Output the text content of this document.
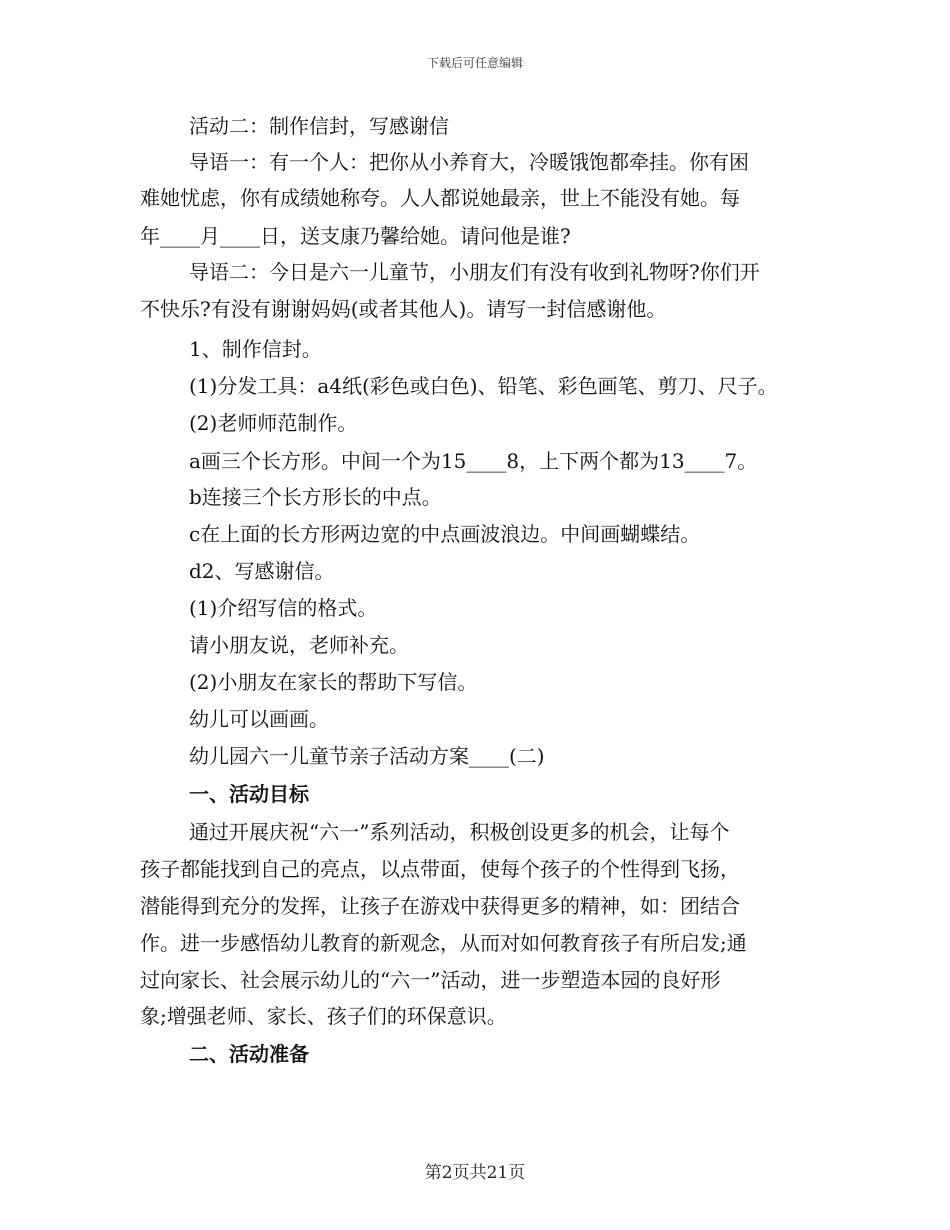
下载后可任意编辑
活动二：制作信封，写感谢信
导语一：有一个人：把你从小养育大，冷暖饿饱都牵挂。你有困
难她忧虑，你有成绩她称夸。人人都说她最亲，世上不能没有她。每
年____月____日，送支康乃馨给她。请问他是谁?
导语二：今日是六一儿童节，小朋友们有没有收到礼物呀?你们开
不快乐?有没有谢谢妈妈(或者其他人)。请写一封信感谢他。
1、制作信封。
(1)分发工具：a4纸(彩色或白色)、铅笔、彩色画笔、剪刀、尺子。
(2)老师师范制作。
a画三个长方形。中间一个为15____8，上下两个都为13____7。
b连接三个长方形长的中点。
c在上面的长方形两边宽的中点画波浪边。中间画蝴蝶结。
d2、写感谢信。
(1)介绍写信的格式。
请小朋友说，老师补充。
(2)小朋友在家长的帮助下写信。
幼儿可以画画。
幼儿园六一儿童节亲子活动方案____(二)
一、活动目标
通过开展庆祝“六一”系列活动，积极创设更多的机会，让每个
孩子都能找到自己的亮点，以点带面，使每个孩子的个性得到飞扬，
潜能得到充分的发挥，让孩子在游戏中获得更多的精神，如：团结合
作。进一步感悟幼儿教育的新观念，从而对如何教育孩子有所启发;通
过向家长、社会展示幼儿的“六一”活动，进一步塑造本园的良好形
象;增强老师、家长、孩子们的环保意识。
二、活动准备
第2页共21页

REQUIREMENT —
Write out all the records again, exactly, minus any pictures.

WRITTEN REPLY —
Output the text content of this document.
下载后可任意编辑
活动二：制作信封，写感谢信
导语一：有一个人：把你从小养育大，冷暖饿饱都牵挂。你有困
难她忧虑，你有成绩她称夸。人人都说她最亲，世上不能没有她。每
年____月____日，送支康乃馨给她。请问他是谁?
导语二：今日是六一儿童节，小朋友们有没有收到礼物呀?你们开
不快乐?有没有谢谢妈妈(或者其他人)。请写一封信感谢他。
1、制作信封。
(1)分发工具：a4纸(彩色或白色)、铅笔、彩色画笔、剪刀、尺子。
(2)老师师范制作。
a画三个长方形。中间一个为15____8，上下两个都为13____7。
b连接三个长方形长的中点。
c在上面的长方形两边宽的中点画波浪边。中间画蝴蝶结。
d2、写感谢信。
(1)介绍写信的格式。
请小朋友说，老师补充。
(2)小朋友在家长的帮助下写信。
幼儿可以画画。
幼儿园六一儿童节亲子活动方案____(二)
一、活动目标
通过开展庆祝“六一”系列活动，积极创设更多的机会，让每个
孩子都能找到自己的亮点，以点带面，使每个孩子的个性得到飞扬，
潜能得到充分的发挥，让孩子在游戏中获得更多的精神，如：团结合
作。进一步感悟幼儿教育的新观念，从而对如何教育孩子有所启发;通
过向家长、社会展示幼儿的“六一”活动，进一步塑造本园的良好形
象;增强老师、家长、孩子们的环保意识。
二、活动准备
第2页共21页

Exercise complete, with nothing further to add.